How many lines in these records hold the string "Ground"? State only that number.

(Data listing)
%%

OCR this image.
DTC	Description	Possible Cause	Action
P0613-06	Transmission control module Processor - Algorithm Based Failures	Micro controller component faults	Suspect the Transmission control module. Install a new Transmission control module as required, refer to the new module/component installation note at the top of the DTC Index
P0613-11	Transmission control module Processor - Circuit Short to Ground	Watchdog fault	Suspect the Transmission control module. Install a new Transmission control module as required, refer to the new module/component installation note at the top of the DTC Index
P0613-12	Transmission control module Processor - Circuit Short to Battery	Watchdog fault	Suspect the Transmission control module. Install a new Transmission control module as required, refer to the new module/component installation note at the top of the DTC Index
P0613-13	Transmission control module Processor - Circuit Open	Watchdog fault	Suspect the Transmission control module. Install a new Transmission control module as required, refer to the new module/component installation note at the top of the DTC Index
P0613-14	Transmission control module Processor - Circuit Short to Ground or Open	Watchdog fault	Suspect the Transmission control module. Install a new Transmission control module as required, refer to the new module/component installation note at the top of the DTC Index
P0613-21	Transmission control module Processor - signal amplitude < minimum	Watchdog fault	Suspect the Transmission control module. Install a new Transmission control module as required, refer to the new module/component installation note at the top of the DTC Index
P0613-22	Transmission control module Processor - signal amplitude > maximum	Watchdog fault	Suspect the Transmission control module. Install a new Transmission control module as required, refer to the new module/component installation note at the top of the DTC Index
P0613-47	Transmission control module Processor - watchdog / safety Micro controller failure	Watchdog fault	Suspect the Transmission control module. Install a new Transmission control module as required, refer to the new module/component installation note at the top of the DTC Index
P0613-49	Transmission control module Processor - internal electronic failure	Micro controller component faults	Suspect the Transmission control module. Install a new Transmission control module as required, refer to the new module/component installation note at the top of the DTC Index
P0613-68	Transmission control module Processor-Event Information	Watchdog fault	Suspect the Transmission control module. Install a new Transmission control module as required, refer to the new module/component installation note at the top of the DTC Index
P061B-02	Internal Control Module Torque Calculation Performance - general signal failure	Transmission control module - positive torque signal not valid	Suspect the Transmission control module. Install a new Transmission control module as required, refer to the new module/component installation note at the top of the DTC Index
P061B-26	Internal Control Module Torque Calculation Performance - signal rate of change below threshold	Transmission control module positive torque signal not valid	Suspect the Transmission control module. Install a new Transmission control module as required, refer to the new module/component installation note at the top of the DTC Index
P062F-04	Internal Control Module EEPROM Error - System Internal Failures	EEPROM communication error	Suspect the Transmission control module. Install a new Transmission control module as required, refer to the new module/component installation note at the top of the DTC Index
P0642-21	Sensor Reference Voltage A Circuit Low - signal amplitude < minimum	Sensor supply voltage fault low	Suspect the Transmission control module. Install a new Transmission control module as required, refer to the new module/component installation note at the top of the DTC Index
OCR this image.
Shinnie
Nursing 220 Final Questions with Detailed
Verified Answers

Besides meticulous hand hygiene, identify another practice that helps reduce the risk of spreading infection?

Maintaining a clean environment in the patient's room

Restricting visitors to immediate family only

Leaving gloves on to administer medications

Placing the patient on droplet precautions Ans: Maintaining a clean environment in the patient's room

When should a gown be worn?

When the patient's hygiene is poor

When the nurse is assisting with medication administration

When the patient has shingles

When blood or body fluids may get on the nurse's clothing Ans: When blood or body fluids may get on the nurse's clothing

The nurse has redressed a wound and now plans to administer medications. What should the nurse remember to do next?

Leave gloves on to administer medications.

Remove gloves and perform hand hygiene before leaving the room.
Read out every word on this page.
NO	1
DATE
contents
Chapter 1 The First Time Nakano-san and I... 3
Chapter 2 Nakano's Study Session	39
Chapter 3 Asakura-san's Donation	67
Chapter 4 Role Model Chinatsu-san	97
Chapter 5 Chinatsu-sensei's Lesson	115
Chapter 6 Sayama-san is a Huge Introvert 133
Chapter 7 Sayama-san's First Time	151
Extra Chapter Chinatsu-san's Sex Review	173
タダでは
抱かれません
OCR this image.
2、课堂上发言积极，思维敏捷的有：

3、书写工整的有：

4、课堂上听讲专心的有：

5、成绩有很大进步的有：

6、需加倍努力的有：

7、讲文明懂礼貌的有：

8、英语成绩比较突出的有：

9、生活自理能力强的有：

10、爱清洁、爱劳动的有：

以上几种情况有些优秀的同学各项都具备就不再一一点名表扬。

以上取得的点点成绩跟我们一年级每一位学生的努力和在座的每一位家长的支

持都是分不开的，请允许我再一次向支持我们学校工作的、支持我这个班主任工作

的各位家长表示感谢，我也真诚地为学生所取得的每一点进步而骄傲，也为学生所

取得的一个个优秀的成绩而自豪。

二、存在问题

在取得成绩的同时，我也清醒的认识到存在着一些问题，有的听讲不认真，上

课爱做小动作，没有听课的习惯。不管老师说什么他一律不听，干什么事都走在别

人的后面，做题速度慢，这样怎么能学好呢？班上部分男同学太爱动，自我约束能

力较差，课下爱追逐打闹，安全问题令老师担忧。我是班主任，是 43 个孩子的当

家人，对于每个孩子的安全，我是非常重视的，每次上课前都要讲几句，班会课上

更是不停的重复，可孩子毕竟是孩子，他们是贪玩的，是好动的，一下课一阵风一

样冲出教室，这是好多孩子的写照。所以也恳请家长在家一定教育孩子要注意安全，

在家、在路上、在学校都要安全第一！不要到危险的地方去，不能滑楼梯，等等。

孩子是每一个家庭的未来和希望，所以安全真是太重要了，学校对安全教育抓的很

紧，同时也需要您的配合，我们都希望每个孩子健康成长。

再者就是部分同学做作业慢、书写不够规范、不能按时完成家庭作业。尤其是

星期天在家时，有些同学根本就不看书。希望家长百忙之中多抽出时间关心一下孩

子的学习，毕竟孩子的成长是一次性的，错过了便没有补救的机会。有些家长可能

%%

Answer to the problem >>
2